- SET EXERCISE: Select all lines with the string "شرکت" in them, and copy those lines.

━━ DATA RECORDS ━━

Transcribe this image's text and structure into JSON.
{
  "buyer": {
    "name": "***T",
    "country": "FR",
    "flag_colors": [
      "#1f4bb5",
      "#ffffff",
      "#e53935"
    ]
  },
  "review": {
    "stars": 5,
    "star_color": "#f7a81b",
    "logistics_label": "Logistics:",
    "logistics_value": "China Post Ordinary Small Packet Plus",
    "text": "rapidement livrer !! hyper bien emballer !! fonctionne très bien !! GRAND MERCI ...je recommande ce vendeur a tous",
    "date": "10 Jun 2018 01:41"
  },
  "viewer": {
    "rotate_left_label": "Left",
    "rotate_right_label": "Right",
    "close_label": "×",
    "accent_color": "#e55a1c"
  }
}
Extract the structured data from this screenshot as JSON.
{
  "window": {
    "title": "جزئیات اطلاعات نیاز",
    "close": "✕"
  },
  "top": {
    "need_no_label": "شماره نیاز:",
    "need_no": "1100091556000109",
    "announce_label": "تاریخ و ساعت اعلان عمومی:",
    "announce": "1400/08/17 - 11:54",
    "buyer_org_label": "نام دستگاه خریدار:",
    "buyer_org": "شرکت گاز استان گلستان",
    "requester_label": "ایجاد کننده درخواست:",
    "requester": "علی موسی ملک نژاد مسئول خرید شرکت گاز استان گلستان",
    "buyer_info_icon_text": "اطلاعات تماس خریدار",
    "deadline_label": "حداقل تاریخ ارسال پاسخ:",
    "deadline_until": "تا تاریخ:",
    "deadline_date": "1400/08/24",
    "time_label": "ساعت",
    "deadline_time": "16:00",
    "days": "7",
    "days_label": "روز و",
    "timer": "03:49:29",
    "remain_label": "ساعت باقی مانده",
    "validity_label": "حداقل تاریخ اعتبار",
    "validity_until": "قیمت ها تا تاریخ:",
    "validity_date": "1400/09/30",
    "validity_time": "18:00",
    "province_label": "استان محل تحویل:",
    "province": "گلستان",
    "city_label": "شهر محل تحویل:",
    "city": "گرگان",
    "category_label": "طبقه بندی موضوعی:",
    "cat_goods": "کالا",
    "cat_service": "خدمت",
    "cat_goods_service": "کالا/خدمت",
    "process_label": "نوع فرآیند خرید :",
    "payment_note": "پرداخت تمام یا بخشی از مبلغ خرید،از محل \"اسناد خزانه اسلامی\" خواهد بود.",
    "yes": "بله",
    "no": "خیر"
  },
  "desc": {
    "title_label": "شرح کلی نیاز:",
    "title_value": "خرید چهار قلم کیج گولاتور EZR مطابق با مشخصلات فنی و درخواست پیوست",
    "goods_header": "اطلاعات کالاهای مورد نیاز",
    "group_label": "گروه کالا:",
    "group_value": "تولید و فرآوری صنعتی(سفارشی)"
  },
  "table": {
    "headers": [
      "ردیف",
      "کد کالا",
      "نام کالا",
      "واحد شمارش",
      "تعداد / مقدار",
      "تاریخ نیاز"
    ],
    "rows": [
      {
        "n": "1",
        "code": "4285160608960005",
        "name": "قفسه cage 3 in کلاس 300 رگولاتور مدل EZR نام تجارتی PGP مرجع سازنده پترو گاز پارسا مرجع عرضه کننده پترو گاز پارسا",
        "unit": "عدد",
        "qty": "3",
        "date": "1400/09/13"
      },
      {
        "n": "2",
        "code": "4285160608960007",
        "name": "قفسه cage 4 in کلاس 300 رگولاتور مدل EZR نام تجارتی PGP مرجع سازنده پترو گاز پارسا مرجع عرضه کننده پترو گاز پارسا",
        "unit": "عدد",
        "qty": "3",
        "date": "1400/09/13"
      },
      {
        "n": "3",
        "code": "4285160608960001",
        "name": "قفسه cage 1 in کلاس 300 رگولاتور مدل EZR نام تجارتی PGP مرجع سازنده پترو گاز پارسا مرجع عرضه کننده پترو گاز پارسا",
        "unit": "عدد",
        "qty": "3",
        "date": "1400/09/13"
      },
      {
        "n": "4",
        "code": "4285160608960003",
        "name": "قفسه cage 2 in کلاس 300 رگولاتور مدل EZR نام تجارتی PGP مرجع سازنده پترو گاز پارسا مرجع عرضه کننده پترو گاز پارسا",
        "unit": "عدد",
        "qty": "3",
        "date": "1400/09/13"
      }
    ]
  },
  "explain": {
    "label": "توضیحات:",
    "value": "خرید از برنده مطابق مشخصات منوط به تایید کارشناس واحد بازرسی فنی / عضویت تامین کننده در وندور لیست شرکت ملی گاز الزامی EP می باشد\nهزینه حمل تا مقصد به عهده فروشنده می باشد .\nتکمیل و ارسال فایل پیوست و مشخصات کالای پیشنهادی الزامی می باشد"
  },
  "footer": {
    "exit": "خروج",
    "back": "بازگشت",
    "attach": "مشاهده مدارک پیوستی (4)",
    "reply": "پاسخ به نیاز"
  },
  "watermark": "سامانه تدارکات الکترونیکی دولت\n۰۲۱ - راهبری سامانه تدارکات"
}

━━━
━━ DATA RECORDS ━━

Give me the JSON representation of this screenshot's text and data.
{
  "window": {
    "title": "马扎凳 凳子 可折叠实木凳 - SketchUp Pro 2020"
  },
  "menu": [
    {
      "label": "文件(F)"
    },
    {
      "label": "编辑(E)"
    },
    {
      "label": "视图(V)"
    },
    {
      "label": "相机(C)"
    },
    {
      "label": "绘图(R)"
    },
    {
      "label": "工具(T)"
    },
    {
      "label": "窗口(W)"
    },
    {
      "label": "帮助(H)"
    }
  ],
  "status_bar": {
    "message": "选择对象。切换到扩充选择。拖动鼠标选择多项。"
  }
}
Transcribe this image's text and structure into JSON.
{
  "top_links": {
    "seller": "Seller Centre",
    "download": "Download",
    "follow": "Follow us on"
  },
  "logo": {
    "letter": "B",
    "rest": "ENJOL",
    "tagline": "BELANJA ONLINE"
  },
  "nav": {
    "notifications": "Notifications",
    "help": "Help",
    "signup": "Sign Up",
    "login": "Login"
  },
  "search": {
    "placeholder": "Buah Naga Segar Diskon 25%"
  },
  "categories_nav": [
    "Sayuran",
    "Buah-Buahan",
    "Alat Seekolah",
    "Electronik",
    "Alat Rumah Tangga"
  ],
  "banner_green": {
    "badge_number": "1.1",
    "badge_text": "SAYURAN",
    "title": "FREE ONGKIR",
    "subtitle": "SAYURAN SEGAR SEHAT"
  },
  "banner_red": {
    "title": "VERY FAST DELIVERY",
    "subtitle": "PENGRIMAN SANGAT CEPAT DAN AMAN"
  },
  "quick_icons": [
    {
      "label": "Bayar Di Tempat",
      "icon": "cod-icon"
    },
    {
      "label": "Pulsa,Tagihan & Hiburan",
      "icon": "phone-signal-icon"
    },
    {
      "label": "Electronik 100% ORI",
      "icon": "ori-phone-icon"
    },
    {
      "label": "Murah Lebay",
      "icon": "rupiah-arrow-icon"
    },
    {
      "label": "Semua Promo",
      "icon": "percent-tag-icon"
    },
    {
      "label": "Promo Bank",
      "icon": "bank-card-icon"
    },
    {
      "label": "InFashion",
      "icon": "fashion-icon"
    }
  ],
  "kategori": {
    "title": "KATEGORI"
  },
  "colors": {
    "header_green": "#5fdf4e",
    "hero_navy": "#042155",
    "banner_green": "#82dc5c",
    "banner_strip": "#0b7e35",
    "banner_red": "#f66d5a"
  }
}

━━━

- ANSWER TO THIS EXERCISE:
    "buyer_org": "شرکت گاز استان گلستان",
    "requester": "علی موسی ملک نژاد مسئول خرید شرکت گاز استان گلستان",
    "value": "خرید از برنده مطابق مشخصات منوط به تایید کارشناس واحد بازرسی فنی / عضویت تامین کننده در وندور لیست شرکت ملی گاز الزامی EP می باشد\nهزینه حمل تا مقصد به عهده فروشنده می باشد .\nتکمیل و ارسال فایل پیوست و مشخصات کالای پیشنهادی الزامی می باشد"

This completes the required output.